● WHAT THE TASK ASKS: Reproduce the rows verbatim from the very first line through the line that contains "question-1-text: 1. Draw", including both of those lines.

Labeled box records
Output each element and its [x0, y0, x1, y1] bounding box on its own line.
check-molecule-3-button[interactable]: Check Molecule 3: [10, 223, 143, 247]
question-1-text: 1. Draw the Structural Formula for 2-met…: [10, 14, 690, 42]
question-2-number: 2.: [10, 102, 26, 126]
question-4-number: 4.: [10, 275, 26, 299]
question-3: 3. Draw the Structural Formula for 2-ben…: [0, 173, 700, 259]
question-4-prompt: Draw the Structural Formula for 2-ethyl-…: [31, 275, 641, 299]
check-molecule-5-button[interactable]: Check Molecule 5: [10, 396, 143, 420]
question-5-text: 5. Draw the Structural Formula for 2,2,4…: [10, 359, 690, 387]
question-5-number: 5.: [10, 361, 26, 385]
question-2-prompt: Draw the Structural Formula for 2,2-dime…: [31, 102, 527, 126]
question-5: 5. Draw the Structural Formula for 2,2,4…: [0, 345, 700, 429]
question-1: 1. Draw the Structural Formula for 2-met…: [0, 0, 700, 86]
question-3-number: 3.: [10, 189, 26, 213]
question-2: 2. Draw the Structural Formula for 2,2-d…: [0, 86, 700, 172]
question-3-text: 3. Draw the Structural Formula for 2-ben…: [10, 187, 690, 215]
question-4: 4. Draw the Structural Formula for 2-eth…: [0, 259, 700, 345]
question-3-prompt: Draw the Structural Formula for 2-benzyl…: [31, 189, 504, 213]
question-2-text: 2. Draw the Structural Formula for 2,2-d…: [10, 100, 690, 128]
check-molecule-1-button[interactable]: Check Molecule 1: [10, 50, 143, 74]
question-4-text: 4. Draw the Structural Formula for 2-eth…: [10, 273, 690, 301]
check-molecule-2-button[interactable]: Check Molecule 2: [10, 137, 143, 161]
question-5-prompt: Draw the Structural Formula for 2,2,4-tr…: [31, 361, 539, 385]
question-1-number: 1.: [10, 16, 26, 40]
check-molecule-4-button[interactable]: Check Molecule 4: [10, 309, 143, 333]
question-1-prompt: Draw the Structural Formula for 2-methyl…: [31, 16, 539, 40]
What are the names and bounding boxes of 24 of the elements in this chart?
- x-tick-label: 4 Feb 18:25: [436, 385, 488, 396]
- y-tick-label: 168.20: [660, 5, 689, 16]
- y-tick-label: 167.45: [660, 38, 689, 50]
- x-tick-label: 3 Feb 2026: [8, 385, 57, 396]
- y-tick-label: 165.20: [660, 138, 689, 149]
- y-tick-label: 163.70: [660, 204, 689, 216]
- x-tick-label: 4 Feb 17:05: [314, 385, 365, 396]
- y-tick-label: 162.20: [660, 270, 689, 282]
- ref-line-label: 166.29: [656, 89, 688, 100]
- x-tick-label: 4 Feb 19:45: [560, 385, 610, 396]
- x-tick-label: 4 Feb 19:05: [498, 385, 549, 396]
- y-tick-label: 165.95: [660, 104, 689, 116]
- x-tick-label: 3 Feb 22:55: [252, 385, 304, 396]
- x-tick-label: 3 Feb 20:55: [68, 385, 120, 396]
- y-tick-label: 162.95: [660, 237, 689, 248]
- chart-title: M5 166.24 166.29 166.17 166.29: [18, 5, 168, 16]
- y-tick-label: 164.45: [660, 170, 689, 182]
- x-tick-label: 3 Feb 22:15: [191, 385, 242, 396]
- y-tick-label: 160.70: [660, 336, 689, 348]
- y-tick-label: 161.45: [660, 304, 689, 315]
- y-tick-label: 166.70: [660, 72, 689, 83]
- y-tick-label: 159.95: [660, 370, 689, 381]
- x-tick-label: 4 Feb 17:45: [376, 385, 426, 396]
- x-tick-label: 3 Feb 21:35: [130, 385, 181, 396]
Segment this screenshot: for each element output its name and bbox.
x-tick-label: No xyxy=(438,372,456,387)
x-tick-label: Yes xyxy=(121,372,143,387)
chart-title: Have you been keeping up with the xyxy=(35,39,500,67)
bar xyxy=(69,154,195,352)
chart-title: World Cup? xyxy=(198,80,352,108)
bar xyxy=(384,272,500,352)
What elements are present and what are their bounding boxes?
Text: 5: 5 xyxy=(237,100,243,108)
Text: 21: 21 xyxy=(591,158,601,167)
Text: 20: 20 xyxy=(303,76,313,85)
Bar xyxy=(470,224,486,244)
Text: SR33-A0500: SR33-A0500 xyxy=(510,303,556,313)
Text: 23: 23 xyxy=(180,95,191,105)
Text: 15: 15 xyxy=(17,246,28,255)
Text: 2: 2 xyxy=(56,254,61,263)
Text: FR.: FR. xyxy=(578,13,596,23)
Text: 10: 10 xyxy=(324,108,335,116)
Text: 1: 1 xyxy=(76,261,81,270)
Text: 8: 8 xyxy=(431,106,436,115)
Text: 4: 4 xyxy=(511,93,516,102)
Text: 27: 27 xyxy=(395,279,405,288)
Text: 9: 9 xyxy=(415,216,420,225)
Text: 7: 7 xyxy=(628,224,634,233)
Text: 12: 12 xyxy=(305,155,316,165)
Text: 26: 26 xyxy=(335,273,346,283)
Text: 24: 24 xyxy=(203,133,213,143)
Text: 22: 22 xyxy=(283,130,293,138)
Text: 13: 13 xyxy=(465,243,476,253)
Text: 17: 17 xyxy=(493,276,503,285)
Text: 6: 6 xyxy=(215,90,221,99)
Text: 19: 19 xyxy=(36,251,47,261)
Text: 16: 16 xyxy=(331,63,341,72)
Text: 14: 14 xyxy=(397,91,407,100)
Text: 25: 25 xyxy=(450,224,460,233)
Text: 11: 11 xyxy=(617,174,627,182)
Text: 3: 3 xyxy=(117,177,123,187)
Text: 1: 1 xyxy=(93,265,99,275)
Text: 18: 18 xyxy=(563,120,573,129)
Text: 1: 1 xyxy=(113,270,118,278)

● WRITTEN ANSWER:
Output each element and its [x0, y0, x1, y1] bounding box on its own line.
check-molecule-3-button[interactable]: Check Molecule 3: [10, 223, 143, 247]
question-1-text: 1. Draw the Structural Formula for 2-met…: [10, 14, 690, 42]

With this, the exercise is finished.